=== Task statement ===
Scan the listing below and copy every line holding "Skills".

--- begin ---

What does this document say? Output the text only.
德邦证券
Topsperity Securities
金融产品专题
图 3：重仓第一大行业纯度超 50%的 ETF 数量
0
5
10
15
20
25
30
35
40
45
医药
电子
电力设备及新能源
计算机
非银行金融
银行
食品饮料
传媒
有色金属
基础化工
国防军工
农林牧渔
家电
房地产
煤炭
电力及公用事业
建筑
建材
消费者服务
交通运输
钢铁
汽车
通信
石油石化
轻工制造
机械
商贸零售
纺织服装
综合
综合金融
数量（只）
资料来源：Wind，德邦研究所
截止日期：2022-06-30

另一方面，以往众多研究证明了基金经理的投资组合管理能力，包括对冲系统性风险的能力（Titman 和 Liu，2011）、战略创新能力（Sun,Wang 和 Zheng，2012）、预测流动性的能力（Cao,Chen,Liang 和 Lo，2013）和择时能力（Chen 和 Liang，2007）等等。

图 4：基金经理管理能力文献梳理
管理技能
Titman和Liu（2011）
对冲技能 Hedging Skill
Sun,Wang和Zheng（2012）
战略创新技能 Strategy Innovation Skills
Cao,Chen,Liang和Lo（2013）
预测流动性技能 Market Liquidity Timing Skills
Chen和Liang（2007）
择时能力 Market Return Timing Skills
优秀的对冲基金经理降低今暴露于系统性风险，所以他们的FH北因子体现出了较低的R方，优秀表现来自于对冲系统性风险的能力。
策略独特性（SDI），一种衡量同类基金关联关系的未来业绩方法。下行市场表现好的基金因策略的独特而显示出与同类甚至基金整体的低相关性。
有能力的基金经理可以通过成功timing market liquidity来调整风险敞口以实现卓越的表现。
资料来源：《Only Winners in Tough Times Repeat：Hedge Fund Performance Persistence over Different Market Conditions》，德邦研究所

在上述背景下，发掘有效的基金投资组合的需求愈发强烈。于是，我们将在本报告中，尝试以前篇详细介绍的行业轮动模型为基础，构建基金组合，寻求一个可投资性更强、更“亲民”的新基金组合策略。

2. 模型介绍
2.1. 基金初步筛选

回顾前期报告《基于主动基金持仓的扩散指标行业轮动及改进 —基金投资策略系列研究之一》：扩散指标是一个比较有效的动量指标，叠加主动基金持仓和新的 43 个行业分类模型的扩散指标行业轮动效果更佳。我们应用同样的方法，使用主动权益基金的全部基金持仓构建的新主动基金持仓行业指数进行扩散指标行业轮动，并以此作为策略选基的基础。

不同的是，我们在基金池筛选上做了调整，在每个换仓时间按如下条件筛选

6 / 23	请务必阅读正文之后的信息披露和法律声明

--- end ---

=== Answer to the task ===
战略创新技能 Strategy Innovation Skills
预测流动性技能 Market Liquidity Timing Skills
择时能力 Market Return Timing Skills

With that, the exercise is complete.